> **PROBLEM TO WORK ON**:
Output the records precisely as they stand. Pictures are to be skipped.

> **RECORDS FOR PROCESSING**:
BEGIN
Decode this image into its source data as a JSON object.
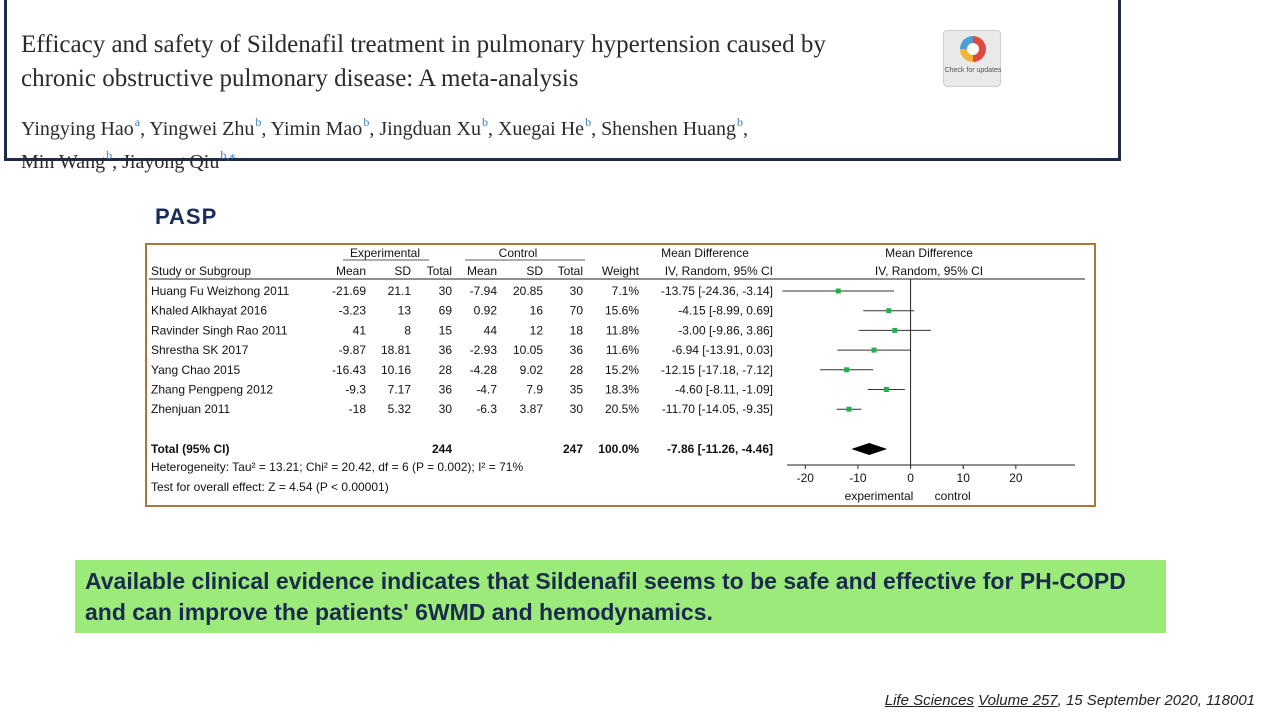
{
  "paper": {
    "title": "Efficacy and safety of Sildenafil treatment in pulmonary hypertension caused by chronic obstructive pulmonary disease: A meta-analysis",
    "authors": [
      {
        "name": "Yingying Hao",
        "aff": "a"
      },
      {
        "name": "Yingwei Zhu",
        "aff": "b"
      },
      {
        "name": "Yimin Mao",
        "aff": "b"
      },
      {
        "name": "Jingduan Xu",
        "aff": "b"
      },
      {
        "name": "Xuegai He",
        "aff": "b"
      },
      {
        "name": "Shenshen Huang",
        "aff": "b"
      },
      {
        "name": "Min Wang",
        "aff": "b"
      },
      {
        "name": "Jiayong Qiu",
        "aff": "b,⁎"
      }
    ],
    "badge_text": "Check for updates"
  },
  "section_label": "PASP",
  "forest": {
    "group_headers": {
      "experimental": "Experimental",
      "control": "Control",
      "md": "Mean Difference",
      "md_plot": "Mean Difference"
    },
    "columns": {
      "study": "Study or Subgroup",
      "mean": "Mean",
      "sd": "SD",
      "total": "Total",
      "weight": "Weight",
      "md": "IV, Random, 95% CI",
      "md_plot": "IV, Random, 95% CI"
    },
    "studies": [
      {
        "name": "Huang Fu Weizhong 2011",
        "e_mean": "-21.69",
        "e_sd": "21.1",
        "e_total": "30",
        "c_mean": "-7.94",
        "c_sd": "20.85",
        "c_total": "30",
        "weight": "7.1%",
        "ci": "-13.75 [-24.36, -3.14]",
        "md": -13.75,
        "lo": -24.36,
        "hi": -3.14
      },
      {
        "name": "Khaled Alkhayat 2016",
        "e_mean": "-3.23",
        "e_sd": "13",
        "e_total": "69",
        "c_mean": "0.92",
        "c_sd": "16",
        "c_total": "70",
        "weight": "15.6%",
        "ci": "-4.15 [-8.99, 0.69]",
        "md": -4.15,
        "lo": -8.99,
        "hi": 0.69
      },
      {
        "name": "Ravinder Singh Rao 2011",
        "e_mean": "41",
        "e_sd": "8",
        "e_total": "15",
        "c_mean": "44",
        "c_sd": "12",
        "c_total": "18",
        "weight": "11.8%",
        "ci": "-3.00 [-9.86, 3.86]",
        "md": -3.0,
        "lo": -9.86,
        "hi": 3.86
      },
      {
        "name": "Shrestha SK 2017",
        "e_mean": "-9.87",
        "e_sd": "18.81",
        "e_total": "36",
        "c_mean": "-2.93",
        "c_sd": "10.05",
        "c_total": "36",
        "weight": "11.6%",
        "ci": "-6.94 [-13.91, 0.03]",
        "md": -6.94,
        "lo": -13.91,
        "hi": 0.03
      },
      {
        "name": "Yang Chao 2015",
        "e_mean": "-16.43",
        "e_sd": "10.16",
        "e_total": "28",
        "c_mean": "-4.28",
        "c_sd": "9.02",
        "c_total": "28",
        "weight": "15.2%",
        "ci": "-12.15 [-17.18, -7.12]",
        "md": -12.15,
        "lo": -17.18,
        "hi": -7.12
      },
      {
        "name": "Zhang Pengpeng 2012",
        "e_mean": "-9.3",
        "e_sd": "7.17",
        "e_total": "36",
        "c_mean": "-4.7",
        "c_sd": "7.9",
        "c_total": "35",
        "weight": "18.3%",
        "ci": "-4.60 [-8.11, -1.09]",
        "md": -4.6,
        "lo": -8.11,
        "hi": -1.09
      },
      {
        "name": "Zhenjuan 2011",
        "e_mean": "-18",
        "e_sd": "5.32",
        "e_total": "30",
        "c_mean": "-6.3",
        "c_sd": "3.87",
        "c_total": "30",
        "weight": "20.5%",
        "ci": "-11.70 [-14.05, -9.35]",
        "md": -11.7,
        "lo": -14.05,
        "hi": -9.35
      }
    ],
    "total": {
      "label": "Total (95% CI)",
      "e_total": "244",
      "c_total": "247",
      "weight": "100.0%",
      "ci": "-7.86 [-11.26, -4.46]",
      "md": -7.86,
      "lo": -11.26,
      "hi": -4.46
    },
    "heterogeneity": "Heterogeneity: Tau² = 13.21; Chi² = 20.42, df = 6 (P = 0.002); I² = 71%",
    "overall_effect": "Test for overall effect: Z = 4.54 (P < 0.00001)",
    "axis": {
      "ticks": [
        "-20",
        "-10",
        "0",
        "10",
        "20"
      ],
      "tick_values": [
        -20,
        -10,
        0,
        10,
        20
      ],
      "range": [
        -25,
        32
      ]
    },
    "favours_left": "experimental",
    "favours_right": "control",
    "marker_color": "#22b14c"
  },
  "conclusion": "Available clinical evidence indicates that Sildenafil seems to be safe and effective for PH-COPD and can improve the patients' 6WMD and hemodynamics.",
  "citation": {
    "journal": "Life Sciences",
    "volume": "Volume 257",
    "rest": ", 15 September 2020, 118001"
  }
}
END
> **SOLUTION TO THE PROBLEM**:
Decode this image into its source data as a JSON object.
{
  "paper": {
    "title": "Efficacy and safety of Sildenafil treatment in pulmonary hypertension caused by chronic obstructive pulmonary disease: A meta-analysis",
    "authors": [
      {
        "name": "Yingying Hao",
        "aff": "a"
      },
      {
        "name": "Yingwei Zhu",
        "aff": "b"
      },
      {
        "name": "Yimin Mao",
        "aff": "b"
      },
      {
        "name": "Jingduan Xu",
        "aff": "b"
      },
      {
        "name": "Xuegai He",
        "aff": "b"
      },
      {
        "name": "Shenshen Huang",
        "aff": "b"
      },
      {
        "name": "Min Wang",
        "aff": "b"
      },
      {
        "name": "Jiayong Qiu",
        "aff": "b,⁎"
      }
    ],
    "badge_text": "Check for updates"
  },
  "section_label": "PASP",
  "forest": {
    "group_headers": {
      "experimental": "Experimental",
      "control": "Control",
      "md": "Mean Difference",
      "md_plot": "Mean Difference"
    },
    "columns": {
      "study": "Study or Subgroup",
      "mean": "Mean",
      "sd": "SD",
      "total": "Total",
      "weight": "Weight",
      "md": "IV, Random, 95% CI",
      "md_plot": "IV, Random, 95% CI"
    },
    "studies": [
      {
        "name": "Huang Fu Weizhong 2011",
        "e_mean": "-21.69",
        "e_sd": "21.1",
        "e_total": "30",
        "c_mean": "-7.94",
        "c_sd": "20.85",
        "c_total": "30",
        "weight": "7.1%",
        "ci": "-13.75 [-24.36, -3.14]",
        "md": -13.75,
        "lo": -24.36,
        "hi": -3.14
      },
      {
        "name": "Khaled Alkhayat 2016",
        "e_mean": "-3.23",
        "e_sd": "13",
        "e_total": "69",
        "c_mean": "0.92",
        "c_sd": "16",
        "c_total": "70",
        "weight": "15.6%",
        "ci": "-4.15 [-8.99, 0.69]",
        "md": -4.15,
        "lo": -8.99,
        "hi": 0.69
      },
      {
        "name": "Ravinder Singh Rao 2011",
        "e_mean": "41",
        "e_sd": "8",
        "e_total": "15",
        "c_mean": "44",
        "c_sd": "12",
        "c_total": "18",
        "weight": "11.8%",
        "ci": "-3.00 [-9.86, 3.86]",
        "md": -3.0,
        "lo": -9.86,
        "hi": 3.86
      },
      {
        "name": "Shrestha SK 2017",
        "e_mean": "-9.87",
        "e_sd": "18.81",
        "e_total": "36",
        "c_mean": "-2.93",
        "c_sd": "10.05",
        "c_total": "36",
        "weight": "11.6%",
        "ci": "-6.94 [-13.91, 0.03]",
        "md": -6.94,
        "lo": -13.91,
        "hi": 0.03
      },
      {
        "name": "Yang Chao 2015",
        "e_mean": "-16.43",
        "e_sd": "10.16",
        "e_total": "28",
        "c_mean": "-4.28",
        "c_sd": "9.02",
        "c_total": "28",
        "weight": "15.2%",
        "ci": "-12.15 [-17.18, -7.12]",
        "md": -12.15,
        "lo": -17.18,
        "hi": -7.12
      },
      {
        "name": "Zhang Pengpeng 2012",
        "e_mean": "-9.3",
        "e_sd": "7.17",
        "e_total": "36",
        "c_mean": "-4.7",
        "c_sd": "7.9",
        "c_total": "35",
        "weight": "18.3%",
        "ci": "-4.60 [-8.11, -1.09]",
        "md": -4.6,
        "lo": -8.11,
        "hi": -1.09
      },
      {
        "name": "Zhenjuan 2011",
        "e_mean": "-18",
        "e_sd": "5.32",
        "e_total": "30",
        "c_mean": "-6.3",
        "c_sd": "3.87",
        "c_total": "30",
        "weight": "20.5%",
        "ci": "-11.70 [-14.05, -9.35]",
        "md": -11.7,
        "lo": -14.05,
        "hi": -9.35
      }
    ],
    "total": {
      "label": "Total (95% CI)",
      "e_total": "244",
      "c_total": "247",
      "weight": "100.0%",
      "ci": "-7.86 [-11.26, -4.46]",
      "md": -7.86,
      "lo": -11.26,
      "hi": -4.46
    },
    "heterogeneity": "Heterogeneity: Tau² = 13.21; Chi² = 20.42, df = 6 (P = 0.002); I² = 71%",
    "overall_effect": "Test for overall effect: Z = 4.54 (P < 0.00001)",
    "axis": {
      "ticks": [
        "-20",
        "-10",
        "0",
        "10",
        "20"
      ],
      "tick_values": [
        -20,
        -10,
        0,
        10,
        20
      ],
      "range": [
        -25,
        32
      ]
    },
    "favours_left": "experimental",
    "favours_right": "control",
    "marker_color": "#22b14c"
  },
  "conclusion": "Available clinical evidence indicates that Sildenafil seems to be safe and effective for PH-COPD and can improve the patients' 6WMD and hemodynamics.",
  "citation": {
    "journal": "Life Sciences",
    "volume": "Volume 257",
    "rest": ", 15 September 2020, 118001"
  }
}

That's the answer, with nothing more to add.